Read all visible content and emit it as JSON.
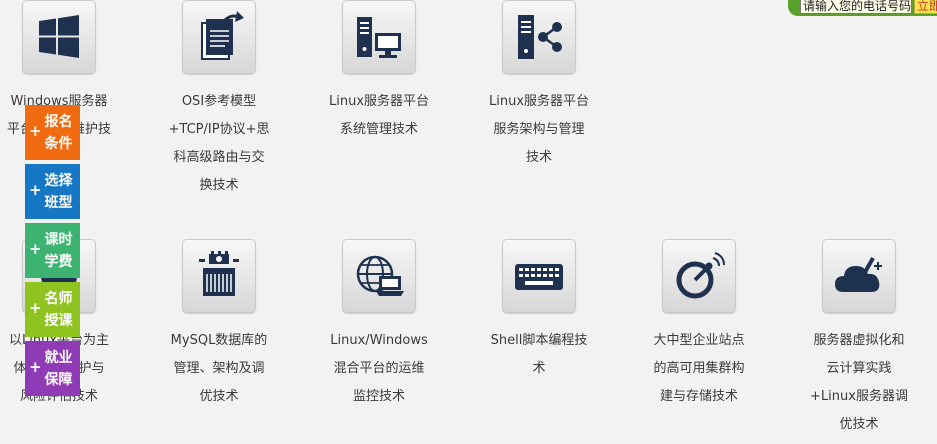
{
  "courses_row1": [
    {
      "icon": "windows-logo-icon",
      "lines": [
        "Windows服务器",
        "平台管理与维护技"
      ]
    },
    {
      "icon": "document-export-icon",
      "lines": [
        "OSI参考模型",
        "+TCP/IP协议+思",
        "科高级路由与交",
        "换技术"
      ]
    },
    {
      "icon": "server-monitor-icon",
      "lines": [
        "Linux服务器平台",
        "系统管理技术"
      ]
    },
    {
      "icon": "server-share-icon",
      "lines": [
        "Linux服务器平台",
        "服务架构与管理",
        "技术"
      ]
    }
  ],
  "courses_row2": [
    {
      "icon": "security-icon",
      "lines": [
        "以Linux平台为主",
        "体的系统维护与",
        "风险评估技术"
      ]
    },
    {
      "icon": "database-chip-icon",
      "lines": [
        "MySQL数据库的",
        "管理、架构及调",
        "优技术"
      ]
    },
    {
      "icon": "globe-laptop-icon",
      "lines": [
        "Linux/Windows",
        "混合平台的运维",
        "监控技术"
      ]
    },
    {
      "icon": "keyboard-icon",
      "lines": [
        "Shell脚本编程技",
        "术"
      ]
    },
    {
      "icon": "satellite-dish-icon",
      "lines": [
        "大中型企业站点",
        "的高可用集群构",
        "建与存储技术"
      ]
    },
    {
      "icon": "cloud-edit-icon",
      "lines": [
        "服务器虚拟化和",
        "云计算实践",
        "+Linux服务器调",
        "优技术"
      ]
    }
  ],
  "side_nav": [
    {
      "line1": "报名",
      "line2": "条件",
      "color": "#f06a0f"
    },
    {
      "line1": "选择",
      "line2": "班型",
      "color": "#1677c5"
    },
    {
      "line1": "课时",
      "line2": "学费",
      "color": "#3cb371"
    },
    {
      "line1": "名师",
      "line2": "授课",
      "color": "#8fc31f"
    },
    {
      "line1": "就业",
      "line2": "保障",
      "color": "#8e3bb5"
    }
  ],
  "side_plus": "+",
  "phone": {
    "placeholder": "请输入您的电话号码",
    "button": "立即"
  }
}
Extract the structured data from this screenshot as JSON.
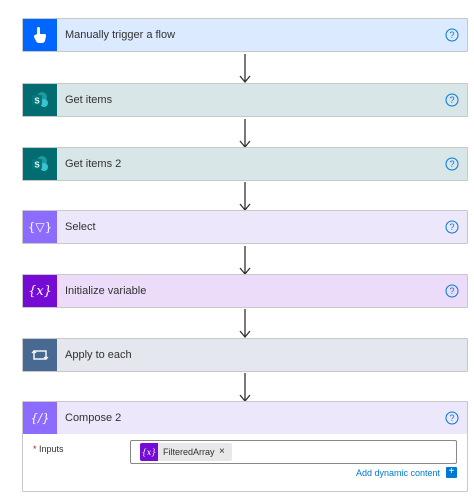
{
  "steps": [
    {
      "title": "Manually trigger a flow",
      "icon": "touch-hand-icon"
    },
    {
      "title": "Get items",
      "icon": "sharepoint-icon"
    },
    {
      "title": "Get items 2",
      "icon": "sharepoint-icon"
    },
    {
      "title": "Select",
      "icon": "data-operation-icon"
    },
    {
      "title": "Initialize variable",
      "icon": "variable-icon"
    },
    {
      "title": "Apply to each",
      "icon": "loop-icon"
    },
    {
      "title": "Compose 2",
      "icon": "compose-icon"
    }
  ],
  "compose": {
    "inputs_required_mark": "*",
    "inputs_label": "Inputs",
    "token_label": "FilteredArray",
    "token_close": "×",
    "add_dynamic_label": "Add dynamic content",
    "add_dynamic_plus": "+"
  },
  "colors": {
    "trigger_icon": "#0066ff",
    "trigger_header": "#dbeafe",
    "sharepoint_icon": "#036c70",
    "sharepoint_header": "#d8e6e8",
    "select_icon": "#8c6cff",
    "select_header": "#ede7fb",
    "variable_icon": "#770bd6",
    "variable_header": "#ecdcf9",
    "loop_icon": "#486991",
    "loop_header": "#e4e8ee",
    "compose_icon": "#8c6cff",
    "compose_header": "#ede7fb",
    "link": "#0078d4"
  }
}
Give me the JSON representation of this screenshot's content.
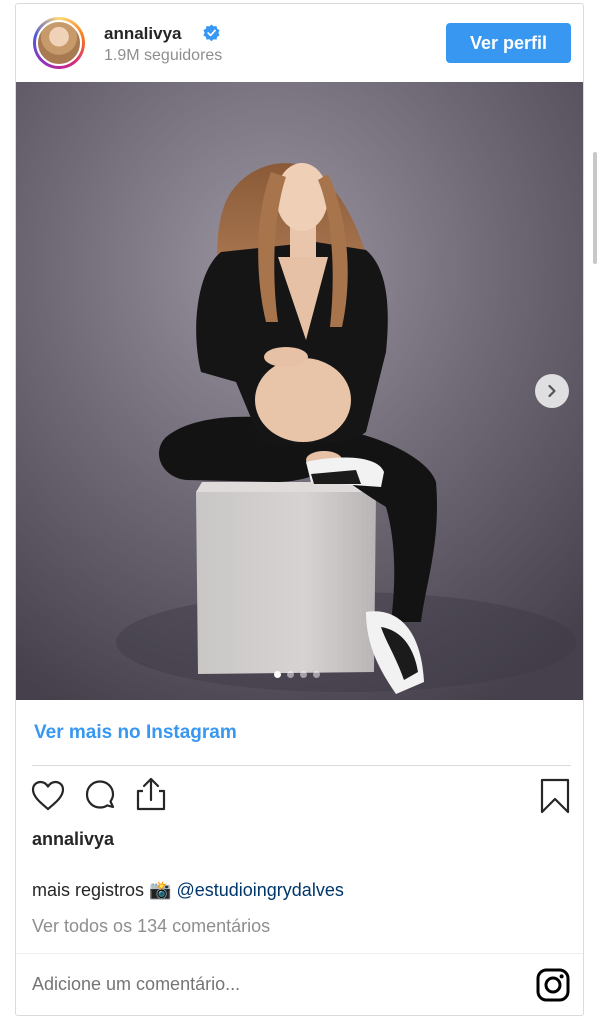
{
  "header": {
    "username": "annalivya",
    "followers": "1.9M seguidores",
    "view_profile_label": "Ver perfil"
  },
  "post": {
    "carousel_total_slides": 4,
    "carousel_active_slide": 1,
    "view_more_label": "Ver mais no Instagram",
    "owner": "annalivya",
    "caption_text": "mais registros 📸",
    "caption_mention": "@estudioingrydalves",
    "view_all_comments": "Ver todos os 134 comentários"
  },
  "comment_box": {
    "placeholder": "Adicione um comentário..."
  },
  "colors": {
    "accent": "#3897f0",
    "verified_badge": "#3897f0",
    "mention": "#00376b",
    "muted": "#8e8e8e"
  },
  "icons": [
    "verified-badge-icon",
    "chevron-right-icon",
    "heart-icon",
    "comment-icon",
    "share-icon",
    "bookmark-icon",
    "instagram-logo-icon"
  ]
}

■ Given request
Repeat the data exactly, excluding the pictures.

■ Task answer
Read all visible content and emit it as JSON.
{
  "courses_row1": [
    {
      "icon": "windows-logo-icon",
      "lines": [
        "Windows服务器",
        "平台管理与维护技"
      ]
    },
    {
      "icon": "document-export-icon",
      "lines": [
        "OSI参考模型",
        "+TCP/IP协议+思",
        "科高级路由与交",
        "换技术"
      ]
    },
    {
      "icon": "server-monitor-icon",
      "lines": [
        "Linux服务器平台",
        "系统管理技术"
      ]
    },
    {
      "icon": "server-share-icon",
      "lines": [
        "Linux服务器平台",
        "服务架构与管理",
        "技术"
      ]
    }
  ],
  "courses_row2": [
    {
      "icon": "security-icon",
      "lines": [
        "以Linux平台为主",
        "体的系统维护与",
        "风险评估技术"
      ]
    },
    {
      "icon": "database-chip-icon",
      "lines": [
        "MySQL数据库的",
        "管理、架构及调",
        "优技术"
      ]
    },
    {
      "icon": "globe-laptop-icon",
      "lines": [
        "Linux/Windows",
        "混合平台的运维",
        "监控技术"
      ]
    },
    {
      "icon": "keyboard-icon",
      "lines": [
        "Shell脚本编程技",
        "术"
      ]
    },
    {
      "icon": "satellite-dish-icon",
      "lines": [
        "大中型企业站点",
        "的高可用集群构",
        "建与存储技术"
      ]
    },
    {
      "icon": "cloud-edit-icon",
      "lines": [
        "服务器虚拟化和",
        "云计算实践",
        "+Linux服务器调",
        "优技术"
      ]
    }
  ],
  "side_nav": [
    {
      "line1": "报名",
      "line2": "条件",
      "color": "#f06a0f"
    },
    {
      "line1": "选择",
      "line2": "班型",
      "color": "#1677c5"
    },
    {
      "line1": "课时",
      "line2": "学费",
      "color": "#3cb371"
    },
    {
      "line1": "名师",
      "line2": "授课",
      "color": "#8fc31f"
    },
    {
      "line1": "就业",
      "line2": "保障",
      "color": "#8e3bb5"
    }
  ],
  "side_plus": "+",
  "phone": {
    "placeholder": "请输入您的电话号码",
    "button": "立即"
  }
}
Extract the structured data from this screenshot as JSON.
{
  "steps": [
    {
      "title": "Manually trigger a flow",
      "icon": "touch-hand-icon"
    },
    {
      "title": "Get items",
      "icon": "sharepoint-icon"
    },
    {
      "title": "Get items 2",
      "icon": "sharepoint-icon"
    },
    {
      "title": "Select",
      "icon": "data-operation-icon"
    },
    {
      "title": "Initialize variable",
      "icon": "variable-icon"
    },
    {
      "title": "Apply to each",
      "icon": "loop-icon"
    },
    {
      "title": "Compose 2",
      "icon": "compose-icon"
    }
  ],
  "compose": {
    "inputs_required_mark": "*",
    "inputs_label": "Inputs",
    "token_label": "FilteredArray",
    "token_close": "×",
    "add_dynamic_label": "Add dynamic content",
    "add_dynamic_plus": "+"
  },
  "colors": {
    "trigger_icon": "#0066ff",
    "trigger_header": "#dbeafe",
    "sharepoint_icon": "#036c70",
    "sharepoint_header": "#d8e6e8",
    "select_icon": "#8c6cff",
    "select_header": "#ede7fb",
    "variable_icon": "#770bd6",
    "variable_header": "#ecdcf9",
    "loop_icon": "#486991",
    "loop_header": "#e4e8ee",
    "compose_icon": "#8c6cff",
    "compose_header": "#ede7fb",
    "link": "#0078d4"
  }
}
Give me the JSON representation of this screenshot's content.
{
  "header": {
    "username": "annalivya",
    "followers": "1.9M seguidores",
    "view_profile_label": "Ver perfil"
  },
  "post": {
    "carousel_total_slides": 4,
    "carousel_active_slide": 1,
    "view_more_label": "Ver mais no Instagram",
    "owner": "annalivya",
    "caption_text": "mais registros 📸",
    "caption_mention": "@estudioingrydalves",
    "view_all_comments": "Ver todos os 134 comentários"
  },
  "comment_box": {
    "placeholder": "Adicione um comentário..."
  },
  "colors": {
    "accent": "#3897f0",
    "verified_badge": "#3897f0",
    "mention": "#00376b",
    "muted": "#8e8e8e"
  },
  "icons": [
    "verified-badge-icon",
    "chevron-right-icon",
    "heart-icon",
    "comment-icon",
    "share-icon",
    "bookmark-icon",
    "instagram-logo-icon"
  ]
}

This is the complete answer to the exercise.